Your goal — Write out the whole listing, matching it exactly.

*** Material to process

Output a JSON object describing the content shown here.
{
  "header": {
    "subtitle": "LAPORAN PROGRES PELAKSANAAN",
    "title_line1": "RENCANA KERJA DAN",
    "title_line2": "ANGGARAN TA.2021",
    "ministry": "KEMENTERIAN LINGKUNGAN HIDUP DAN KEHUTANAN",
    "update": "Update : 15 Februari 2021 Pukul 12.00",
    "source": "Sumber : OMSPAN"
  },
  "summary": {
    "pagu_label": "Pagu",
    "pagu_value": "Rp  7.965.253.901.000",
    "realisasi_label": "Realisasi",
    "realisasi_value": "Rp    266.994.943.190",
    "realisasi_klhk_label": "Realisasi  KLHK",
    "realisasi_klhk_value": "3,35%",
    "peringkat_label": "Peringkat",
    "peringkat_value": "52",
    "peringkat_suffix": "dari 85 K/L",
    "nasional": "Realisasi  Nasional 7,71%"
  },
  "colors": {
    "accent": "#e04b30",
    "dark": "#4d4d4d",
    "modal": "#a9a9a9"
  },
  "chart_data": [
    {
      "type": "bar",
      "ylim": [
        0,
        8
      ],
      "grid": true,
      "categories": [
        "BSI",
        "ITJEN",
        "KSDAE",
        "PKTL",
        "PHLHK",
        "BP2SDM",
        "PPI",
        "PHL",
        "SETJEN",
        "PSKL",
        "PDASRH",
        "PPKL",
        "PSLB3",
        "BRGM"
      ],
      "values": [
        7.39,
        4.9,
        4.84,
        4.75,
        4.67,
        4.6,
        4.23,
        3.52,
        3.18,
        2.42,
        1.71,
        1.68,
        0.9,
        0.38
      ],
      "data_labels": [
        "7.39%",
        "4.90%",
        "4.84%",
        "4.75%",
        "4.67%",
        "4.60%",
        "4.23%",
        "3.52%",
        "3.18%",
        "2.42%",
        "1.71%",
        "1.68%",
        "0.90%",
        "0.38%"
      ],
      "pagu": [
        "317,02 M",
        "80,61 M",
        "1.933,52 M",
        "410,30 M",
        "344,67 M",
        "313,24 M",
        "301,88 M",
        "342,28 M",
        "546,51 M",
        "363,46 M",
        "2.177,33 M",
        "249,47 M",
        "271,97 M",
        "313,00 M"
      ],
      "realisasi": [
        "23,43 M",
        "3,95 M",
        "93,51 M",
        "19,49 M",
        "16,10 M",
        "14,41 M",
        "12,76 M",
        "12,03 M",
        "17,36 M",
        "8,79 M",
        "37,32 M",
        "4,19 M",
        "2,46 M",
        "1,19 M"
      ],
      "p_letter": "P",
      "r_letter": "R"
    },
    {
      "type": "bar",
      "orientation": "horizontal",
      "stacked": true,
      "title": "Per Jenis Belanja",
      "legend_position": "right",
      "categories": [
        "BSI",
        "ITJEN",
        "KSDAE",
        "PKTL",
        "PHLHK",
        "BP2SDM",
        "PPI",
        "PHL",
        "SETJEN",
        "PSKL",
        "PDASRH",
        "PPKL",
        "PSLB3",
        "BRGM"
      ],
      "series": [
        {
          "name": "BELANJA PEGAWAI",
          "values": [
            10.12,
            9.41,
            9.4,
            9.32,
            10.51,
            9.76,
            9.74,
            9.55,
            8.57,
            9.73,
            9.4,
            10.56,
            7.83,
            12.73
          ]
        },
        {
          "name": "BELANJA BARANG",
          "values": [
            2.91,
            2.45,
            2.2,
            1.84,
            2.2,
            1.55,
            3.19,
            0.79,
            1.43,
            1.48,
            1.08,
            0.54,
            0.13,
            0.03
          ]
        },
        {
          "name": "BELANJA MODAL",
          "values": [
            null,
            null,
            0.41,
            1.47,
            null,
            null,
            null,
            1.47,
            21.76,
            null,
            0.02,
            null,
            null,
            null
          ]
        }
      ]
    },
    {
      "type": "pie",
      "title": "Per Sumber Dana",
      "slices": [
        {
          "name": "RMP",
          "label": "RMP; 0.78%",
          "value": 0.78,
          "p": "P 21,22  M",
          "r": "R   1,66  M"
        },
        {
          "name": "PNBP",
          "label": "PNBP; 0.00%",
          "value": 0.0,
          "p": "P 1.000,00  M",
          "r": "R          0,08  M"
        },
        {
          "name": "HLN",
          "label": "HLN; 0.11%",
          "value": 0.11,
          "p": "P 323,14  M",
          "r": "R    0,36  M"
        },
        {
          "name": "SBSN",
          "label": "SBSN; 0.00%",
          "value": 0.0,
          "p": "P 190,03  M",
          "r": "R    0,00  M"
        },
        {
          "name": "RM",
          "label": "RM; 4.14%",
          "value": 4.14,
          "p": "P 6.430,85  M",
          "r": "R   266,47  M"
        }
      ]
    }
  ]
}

******

Correct response —
Output a JSON object describing the content shown here.
{
  "header": {
    "subtitle": "LAPORAN PROGRES PELAKSANAAN",
    "title_line1": "RENCANA KERJA DAN",
    "title_line2": "ANGGARAN TA.2021",
    "ministry": "KEMENTERIAN LINGKUNGAN HIDUP DAN KEHUTANAN",
    "update": "Update : 15 Februari 2021 Pukul 12.00",
    "source": "Sumber : OMSPAN"
  },
  "summary": {
    "pagu_label": "Pagu",
    "pagu_value": "Rp  7.965.253.901.000",
    "realisasi_label": "Realisasi",
    "realisasi_value": "Rp    266.994.943.190",
    "realisasi_klhk_label": "Realisasi  KLHK",
    "realisasi_klhk_value": "3,35%",
    "peringkat_label": "Peringkat",
    "peringkat_value": "52",
    "peringkat_suffix": "dari 85 K/L",
    "nasional": "Realisasi  Nasional 7,71%"
  },
  "colors": {
    "accent": "#e04b30",
    "dark": "#4d4d4d",
    "modal": "#a9a9a9"
  },
  "chart_data": [
    {
      "type": "bar",
      "ylim": [
        0,
        8
      ],
      "grid": true,
      "categories": [
        "BSI",
        "ITJEN",
        "KSDAE",
        "PKTL",
        "PHLHK",
        "BP2SDM",
        "PPI",
        "PHL",
        "SETJEN",
        "PSKL",
        "PDASRH",
        "PPKL",
        "PSLB3",
        "BRGM"
      ],
      "values": [
        7.39,
        4.9,
        4.84,
        4.75,
        4.67,
        4.6,
        4.23,
        3.52,
        3.18,
        2.42,
        1.71,
        1.68,
        0.9,
        0.38
      ],
      "data_labels": [
        "7.39%",
        "4.90%",
        "4.84%",
        "4.75%",
        "4.67%",
        "4.60%",
        "4.23%",
        "3.52%",
        "3.18%",
        "2.42%",
        "1.71%",
        "1.68%",
        "0.90%",
        "0.38%"
      ],
      "pagu": [
        "317,02 M",
        "80,61 M",
        "1.933,52 M",
        "410,30 M",
        "344,67 M",
        "313,24 M",
        "301,88 M",
        "342,28 M",
        "546,51 M",
        "363,46 M",
        "2.177,33 M",
        "249,47 M",
        "271,97 M",
        "313,00 M"
      ],
      "realisasi": [
        "23,43 M",
        "3,95 M",
        "93,51 M",
        "19,49 M",
        "16,10 M",
        "14,41 M",
        "12,76 M",
        "12,03 M",
        "17,36 M",
        "8,79 M",
        "37,32 M",
        "4,19 M",
        "2,46 M",
        "1,19 M"
      ],
      "p_letter": "P",
      "r_letter": "R"
    },
    {
      "type": "bar",
      "orientation": "horizontal",
      "stacked": true,
      "title": "Per Jenis Belanja",
      "legend_position": "right",
      "categories": [
        "BSI",
        "ITJEN",
        "KSDAE",
        "PKTL",
        "PHLHK",
        "BP2SDM",
        "PPI",
        "PHL",
        "SETJEN",
        "PSKL",
        "PDASRH",
        "PPKL",
        "PSLB3",
        "BRGM"
      ],
      "series": [
        {
          "name": "BELANJA PEGAWAI",
          "values": [
            10.12,
            9.41,
            9.4,
            9.32,
            10.51,
            9.76,
            9.74,
            9.55,
            8.57,
            9.73,
            9.4,
            10.56,
            7.83,
            12.73
          ]
        },
        {
          "name": "BELANJA BARANG",
          "values": [
            2.91,
            2.45,
            2.2,
            1.84,
            2.2,
            1.55,
            3.19,
            0.79,
            1.43,
            1.48,
            1.08,
            0.54,
            0.13,
            0.03
          ]
        },
        {
          "name": "BELANJA MODAL",
          "values": [
            null,
            null,
            0.41,
            1.47,
            null,
            null,
            null,
            1.47,
            21.76,
            null,
            0.02,
            null,
            null,
            null
          ]
        }
      ]
    },
    {
      "type": "pie",
      "title": "Per Sumber Dana",
      "slices": [
        {
          "name": "RMP",
          "label": "RMP; 0.78%",
          "value": 0.78,
          "p": "P 21,22  M",
          "r": "R   1,66  M"
        },
        {
          "name": "PNBP",
          "label": "PNBP; 0.00%",
          "value": 0.0,
          "p": "P 1.000,00  M",
          "r": "R          0,08  M"
        },
        {
          "name": "HLN",
          "label": "HLN; 0.11%",
          "value": 0.11,
          "p": "P 323,14  M",
          "r": "R    0,36  M"
        },
        {
          "name": "SBSN",
          "label": "SBSN; 0.00%",
          "value": 0.0,
          "p": "P 190,03  M",
          "r": "R    0,00  M"
        },
        {
          "name": "RM",
          "label": "RM; 4.14%",
          "value": 4.14,
          "p": "P 6.430,85  M",
          "r": "R   266,47  M"
        }
      ]
    }
  ]
}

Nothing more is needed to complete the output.